+++ DATA TO USE

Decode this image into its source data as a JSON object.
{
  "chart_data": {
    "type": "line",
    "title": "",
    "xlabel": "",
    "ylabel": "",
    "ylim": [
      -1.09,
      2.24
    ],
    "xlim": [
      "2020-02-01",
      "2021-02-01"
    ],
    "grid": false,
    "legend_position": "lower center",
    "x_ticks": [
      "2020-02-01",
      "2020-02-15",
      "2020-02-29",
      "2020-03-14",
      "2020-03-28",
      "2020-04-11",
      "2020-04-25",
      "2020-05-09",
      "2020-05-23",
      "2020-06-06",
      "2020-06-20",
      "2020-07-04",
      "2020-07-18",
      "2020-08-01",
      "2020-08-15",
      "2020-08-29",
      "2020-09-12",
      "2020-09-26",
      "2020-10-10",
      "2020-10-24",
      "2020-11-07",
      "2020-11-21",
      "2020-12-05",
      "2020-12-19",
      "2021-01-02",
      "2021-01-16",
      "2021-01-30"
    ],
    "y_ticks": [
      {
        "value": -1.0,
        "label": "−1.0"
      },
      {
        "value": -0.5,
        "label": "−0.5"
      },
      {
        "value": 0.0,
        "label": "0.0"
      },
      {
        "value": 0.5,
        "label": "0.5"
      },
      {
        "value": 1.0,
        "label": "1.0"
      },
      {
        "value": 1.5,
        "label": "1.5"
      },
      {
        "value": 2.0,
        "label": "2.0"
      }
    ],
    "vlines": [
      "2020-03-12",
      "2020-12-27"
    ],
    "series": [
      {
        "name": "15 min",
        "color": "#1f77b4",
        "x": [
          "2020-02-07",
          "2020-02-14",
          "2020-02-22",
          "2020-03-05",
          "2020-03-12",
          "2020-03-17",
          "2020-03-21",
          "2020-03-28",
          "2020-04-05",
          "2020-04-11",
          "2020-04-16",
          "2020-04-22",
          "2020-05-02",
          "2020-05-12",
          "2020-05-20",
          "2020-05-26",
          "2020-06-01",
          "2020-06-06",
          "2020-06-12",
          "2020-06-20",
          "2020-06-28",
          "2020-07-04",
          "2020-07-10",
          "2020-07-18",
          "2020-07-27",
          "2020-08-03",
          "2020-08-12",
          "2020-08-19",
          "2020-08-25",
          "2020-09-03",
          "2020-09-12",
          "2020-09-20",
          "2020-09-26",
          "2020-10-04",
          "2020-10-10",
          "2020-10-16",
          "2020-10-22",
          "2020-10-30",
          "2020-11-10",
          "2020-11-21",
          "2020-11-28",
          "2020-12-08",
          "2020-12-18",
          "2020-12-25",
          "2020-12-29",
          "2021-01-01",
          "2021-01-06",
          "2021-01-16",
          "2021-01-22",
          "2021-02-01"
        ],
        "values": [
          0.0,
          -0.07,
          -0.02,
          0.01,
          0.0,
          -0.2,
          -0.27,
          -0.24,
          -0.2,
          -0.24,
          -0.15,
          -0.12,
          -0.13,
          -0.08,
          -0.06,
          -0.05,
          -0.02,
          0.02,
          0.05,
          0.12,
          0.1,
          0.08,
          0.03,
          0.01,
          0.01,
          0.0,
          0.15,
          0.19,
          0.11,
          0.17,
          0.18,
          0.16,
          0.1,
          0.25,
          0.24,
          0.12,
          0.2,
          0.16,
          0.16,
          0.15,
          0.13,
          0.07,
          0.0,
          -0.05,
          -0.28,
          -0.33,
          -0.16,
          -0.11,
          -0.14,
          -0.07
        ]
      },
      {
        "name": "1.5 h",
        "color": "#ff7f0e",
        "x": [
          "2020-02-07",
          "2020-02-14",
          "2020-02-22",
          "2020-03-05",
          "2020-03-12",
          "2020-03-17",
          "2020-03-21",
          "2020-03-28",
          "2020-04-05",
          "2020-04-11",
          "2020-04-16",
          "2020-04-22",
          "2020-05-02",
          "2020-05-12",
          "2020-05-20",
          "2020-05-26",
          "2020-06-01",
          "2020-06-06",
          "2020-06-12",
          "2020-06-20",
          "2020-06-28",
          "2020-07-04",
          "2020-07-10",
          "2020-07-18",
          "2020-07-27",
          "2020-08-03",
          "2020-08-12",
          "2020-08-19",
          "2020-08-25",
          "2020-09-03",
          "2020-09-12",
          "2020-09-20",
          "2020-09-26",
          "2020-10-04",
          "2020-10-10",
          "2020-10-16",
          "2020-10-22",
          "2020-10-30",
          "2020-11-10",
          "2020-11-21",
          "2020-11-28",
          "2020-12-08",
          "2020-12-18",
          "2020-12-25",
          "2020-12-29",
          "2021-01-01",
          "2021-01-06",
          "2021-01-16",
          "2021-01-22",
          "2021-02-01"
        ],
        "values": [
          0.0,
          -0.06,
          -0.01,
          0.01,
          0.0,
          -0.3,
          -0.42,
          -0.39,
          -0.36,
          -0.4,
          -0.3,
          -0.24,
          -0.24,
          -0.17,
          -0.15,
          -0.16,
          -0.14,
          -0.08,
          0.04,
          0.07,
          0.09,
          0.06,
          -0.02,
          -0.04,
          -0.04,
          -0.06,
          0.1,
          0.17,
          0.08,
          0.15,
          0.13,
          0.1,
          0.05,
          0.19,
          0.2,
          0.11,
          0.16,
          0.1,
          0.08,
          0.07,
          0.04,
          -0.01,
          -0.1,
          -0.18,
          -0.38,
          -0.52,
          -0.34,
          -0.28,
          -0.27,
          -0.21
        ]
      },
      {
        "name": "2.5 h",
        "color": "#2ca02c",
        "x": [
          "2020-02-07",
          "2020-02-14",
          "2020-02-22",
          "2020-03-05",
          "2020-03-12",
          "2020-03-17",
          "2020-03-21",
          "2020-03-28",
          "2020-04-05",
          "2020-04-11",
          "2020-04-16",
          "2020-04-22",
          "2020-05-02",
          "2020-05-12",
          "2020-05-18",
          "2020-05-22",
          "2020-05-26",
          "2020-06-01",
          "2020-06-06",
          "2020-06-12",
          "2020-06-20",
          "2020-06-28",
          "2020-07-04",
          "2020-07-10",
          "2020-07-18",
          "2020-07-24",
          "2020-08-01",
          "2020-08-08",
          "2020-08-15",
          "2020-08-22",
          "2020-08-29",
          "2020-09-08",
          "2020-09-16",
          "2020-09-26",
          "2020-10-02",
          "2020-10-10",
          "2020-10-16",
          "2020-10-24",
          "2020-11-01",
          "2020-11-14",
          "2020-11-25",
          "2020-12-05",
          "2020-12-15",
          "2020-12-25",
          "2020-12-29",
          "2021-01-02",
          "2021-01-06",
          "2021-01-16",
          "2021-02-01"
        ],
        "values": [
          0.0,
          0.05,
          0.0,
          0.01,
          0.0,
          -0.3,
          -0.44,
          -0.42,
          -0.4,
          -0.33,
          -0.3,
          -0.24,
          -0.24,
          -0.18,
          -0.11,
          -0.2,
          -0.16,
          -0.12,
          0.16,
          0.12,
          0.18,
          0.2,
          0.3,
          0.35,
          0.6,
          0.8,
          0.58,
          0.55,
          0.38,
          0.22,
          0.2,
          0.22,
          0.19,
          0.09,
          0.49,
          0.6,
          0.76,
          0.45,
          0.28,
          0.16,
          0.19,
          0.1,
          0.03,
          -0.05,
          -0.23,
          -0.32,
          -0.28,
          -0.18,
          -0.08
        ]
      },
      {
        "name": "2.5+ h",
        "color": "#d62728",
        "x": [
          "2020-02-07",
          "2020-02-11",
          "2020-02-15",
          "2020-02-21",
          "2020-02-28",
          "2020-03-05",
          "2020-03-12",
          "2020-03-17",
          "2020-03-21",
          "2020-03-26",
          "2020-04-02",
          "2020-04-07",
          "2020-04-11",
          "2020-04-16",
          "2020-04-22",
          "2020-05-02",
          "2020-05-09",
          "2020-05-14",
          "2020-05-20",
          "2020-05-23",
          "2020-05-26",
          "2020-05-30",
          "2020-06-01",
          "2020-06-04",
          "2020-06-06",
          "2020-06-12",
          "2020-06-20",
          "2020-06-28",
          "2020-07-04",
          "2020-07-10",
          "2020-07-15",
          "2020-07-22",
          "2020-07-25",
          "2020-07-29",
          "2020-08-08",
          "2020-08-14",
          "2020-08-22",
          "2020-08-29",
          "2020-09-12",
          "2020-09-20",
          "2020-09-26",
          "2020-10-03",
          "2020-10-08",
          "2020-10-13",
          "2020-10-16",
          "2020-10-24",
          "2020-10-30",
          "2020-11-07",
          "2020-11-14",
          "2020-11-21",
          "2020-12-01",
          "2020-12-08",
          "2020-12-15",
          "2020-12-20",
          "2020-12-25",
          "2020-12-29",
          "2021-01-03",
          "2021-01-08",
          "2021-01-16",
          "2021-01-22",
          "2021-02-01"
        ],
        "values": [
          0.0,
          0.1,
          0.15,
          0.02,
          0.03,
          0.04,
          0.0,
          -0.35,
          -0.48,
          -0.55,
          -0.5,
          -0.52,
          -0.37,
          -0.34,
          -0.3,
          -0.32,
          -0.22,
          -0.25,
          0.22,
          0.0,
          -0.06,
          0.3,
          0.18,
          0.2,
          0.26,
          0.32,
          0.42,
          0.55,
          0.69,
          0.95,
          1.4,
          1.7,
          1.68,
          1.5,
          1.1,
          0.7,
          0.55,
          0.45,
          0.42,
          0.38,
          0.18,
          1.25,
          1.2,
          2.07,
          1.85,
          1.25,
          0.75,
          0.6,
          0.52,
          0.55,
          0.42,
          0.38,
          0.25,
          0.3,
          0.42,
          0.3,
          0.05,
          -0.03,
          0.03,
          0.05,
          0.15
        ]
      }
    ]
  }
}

++++++

--- EXERCISE DIRECTIONS ---
Tell how many lines contain the word "name", using only the number.

--- EXPECTED OUTPUT ---
4